▶ _What to produce_:
Filter the lines below, copying only those with the string "SLCC".

[Items from a figure collection]
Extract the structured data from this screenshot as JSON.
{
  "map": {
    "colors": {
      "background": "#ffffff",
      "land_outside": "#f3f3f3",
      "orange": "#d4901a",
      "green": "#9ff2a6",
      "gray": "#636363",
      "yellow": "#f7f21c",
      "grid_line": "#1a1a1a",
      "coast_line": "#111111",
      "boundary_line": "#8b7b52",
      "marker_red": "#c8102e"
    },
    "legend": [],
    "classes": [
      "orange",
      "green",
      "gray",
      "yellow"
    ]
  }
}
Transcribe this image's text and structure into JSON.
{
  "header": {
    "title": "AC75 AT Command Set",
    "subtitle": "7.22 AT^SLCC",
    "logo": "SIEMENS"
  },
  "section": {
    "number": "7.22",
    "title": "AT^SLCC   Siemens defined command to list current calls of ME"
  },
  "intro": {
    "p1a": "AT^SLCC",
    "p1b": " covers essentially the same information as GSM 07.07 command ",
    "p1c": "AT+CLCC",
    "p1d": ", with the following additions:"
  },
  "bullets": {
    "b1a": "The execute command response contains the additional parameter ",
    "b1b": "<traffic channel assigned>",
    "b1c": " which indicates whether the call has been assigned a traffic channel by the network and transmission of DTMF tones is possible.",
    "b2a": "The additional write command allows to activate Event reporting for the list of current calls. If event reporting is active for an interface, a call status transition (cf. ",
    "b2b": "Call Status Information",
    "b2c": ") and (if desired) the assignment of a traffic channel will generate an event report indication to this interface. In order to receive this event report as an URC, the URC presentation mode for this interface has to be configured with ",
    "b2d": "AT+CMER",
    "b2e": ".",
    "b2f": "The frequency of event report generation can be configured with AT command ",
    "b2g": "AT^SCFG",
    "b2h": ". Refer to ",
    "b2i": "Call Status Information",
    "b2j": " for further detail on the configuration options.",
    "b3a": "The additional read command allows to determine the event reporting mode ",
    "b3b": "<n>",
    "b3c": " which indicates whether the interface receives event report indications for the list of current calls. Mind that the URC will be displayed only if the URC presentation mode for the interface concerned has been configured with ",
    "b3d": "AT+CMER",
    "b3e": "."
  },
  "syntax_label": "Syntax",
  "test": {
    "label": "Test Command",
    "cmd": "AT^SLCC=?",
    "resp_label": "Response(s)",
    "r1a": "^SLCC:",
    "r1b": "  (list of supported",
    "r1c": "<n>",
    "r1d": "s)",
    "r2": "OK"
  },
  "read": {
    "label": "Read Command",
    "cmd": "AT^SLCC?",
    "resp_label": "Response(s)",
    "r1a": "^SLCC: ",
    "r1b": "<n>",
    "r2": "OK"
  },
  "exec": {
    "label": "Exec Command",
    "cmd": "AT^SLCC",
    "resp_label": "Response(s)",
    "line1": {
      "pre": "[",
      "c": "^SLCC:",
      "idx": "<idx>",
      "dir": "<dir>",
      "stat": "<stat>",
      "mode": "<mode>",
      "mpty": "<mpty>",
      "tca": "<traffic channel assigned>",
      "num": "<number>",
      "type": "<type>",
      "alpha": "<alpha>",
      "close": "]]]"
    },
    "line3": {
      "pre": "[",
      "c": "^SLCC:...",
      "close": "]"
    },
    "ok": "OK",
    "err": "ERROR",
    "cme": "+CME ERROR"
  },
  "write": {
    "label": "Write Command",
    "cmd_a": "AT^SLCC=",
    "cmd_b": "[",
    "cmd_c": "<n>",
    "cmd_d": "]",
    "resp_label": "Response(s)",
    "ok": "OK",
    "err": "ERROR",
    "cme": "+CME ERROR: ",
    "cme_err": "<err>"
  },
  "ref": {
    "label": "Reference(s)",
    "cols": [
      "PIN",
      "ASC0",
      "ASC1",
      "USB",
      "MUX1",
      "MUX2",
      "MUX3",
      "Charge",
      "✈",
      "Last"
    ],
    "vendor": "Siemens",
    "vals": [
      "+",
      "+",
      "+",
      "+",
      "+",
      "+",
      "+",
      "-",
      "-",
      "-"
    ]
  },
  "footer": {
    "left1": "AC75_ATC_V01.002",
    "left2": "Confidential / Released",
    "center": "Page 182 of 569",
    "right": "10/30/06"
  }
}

▶ _Answer to the problem_:
    "subtitle": "7.22 AT^SLCC",
    "title": "AT^SLCC   Siemens defined command to list current calls of ME"
    "p1a": "AT^SLCC",
    "cmd": "AT^SLCC=?",
    "r1a": "^SLCC:",
    "cmd": "AT^SLCC?",
    "r1a": "^SLCC: ",
    "cmd": "AT^SLCC",
      "c": "^SLCC:",
      "c": "^SLCC:...",
    "cmd_a": "AT^SLCC=",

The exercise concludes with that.